### [WORK ITEM A]
Please answer these questions from the text on camera sensors, one per line:
(i) What focal length is the less wide lens used for the ground-level shots of tall buildings?
(ii) What are the dimensions of a full frame sensor?
(iii) What does the sensor in a Canon EOS 550D measure?
### [WORK ITEM B]
Pick up the text on full frame and cropped camera sensors and keep writing from its final sentence.

### [TEXT PASSAGE]
:::::

However with a slightly less wide lens (24mm in this case) and a building that’s further away, shifting the lens can result in very pleasing ground-level shots of tall buildings:

Apologies for the lack of windmills in this post. I just couldn’t resist the pun.




One of the questions you may ask yourself when deciding to buy a digital SLR for the first time is ‘Full Frame or cropped sensor?’ Even if it isn’t, it should be. The obvious next question is: what’s the difference? Well, it’s more complicated than you might think.

A full frame (‘FF’ hereafter) camera has a sensor that is the same size as a frame of 35mm film (36mm x 24mm); so-called ‘cropped sensor’ (‘CS’) cameras have smaller sensors, though there is no single standard, for example the sensor in a Canon EOS 550D measures 22.3mm x 14.9mm whereas in a Canon EOS 1D mk IV it’s 27.9mm x 18.6mm. Generally, FF cameras cost considerably more than CS models, however you might be able to pick up a second hand Canon EOS 5D or Nikon D700 for a reasonable price.

Many people talk about the ‘magnifying effect’ of a CS body. I find this term misleading; any magnification is done by the lens, and a 50mm lens is a 50mm lens on any camera. The image projected onto the sensor plane is identical, but the smaller sensor means only a part of the image is captured compared to a FF camera. To physically print the image would require more magnification but this is applied after the photograph is taken, and so is not technically a function of the sensor.

:::::

(Dataset entries)
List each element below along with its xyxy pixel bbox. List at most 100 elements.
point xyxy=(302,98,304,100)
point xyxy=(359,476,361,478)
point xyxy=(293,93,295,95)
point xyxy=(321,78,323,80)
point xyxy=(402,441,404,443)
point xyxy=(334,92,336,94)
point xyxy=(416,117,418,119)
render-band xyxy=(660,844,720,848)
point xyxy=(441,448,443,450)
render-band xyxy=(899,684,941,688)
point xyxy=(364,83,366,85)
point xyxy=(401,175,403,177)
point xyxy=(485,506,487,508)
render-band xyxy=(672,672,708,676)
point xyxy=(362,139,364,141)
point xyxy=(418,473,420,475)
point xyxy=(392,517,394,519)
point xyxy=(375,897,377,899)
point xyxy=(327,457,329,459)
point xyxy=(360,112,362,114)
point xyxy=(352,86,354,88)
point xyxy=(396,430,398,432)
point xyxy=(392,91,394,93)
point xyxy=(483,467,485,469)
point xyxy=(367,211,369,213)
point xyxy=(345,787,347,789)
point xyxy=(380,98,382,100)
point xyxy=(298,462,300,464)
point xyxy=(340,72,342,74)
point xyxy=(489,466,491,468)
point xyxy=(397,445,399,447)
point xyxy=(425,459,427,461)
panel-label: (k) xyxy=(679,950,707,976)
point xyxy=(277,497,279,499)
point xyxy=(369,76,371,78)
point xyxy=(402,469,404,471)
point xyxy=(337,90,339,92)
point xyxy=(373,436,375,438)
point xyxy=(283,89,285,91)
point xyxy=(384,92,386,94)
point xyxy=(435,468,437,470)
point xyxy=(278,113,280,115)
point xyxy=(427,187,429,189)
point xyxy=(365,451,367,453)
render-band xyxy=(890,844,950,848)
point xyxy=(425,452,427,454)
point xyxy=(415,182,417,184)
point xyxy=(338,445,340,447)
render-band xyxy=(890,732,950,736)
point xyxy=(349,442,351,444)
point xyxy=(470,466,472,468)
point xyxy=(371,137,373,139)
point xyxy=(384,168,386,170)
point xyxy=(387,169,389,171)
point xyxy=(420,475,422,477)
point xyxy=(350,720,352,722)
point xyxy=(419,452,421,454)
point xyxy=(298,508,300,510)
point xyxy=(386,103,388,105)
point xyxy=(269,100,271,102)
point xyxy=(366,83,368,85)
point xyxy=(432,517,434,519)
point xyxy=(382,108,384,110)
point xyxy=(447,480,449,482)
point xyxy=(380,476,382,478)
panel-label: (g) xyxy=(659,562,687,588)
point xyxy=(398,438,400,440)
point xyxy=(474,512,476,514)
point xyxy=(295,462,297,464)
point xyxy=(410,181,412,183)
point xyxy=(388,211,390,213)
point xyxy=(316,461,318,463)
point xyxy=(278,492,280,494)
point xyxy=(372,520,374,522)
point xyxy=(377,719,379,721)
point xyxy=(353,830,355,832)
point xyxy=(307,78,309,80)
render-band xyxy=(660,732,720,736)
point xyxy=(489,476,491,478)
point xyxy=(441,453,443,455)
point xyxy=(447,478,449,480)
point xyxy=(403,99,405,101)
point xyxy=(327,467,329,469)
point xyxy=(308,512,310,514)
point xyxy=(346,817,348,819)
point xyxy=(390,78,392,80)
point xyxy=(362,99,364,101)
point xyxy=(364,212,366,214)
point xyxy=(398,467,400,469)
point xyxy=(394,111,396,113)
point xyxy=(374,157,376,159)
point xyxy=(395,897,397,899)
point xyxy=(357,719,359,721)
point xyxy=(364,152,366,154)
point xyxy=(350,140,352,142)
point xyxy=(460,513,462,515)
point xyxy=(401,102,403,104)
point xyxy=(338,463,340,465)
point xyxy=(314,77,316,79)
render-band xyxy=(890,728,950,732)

:::::

### [TASK ANSWER A]
(i) 24mm
(ii) 36mm x 24mm
(iii) 22.3mm x 14.9mm

### [TASK ANSWER B]
This also means that to get the equivalent field of view in a CS camera to a 50mm lens on a FF model, you would need to user a wider lens, eg 35mm, though the exact focal length would depend on the physical dimensions of the sensor. Using a lens with a shorter focal length means you get more depth of field, so this is one of the first things you need to think about when choosing sensor size; does your style of photography require narrower or wider DoF? Below 35mm though, it must be said, DoF is generally so wide that it makes little difference.

Cropping the image also means it is easier to fill the frame with a subject, especially useful in wildlife photography where small animals are shot using telephoto lenses of 300mm or more. This is where it is beneficial to use a smaller sensor; while it is also possible to crop a FF photo in post processing to achieve the same effect, you end up wasting pixels and losing detail as the resulting resolution is so much lower.

Using a full frame sensor it can be harder to fill the picture with your subject
Using a cropped frame sensor, your subject fills the picture more often (note: this is a crop of the photo above, and was not taken with a CS camera)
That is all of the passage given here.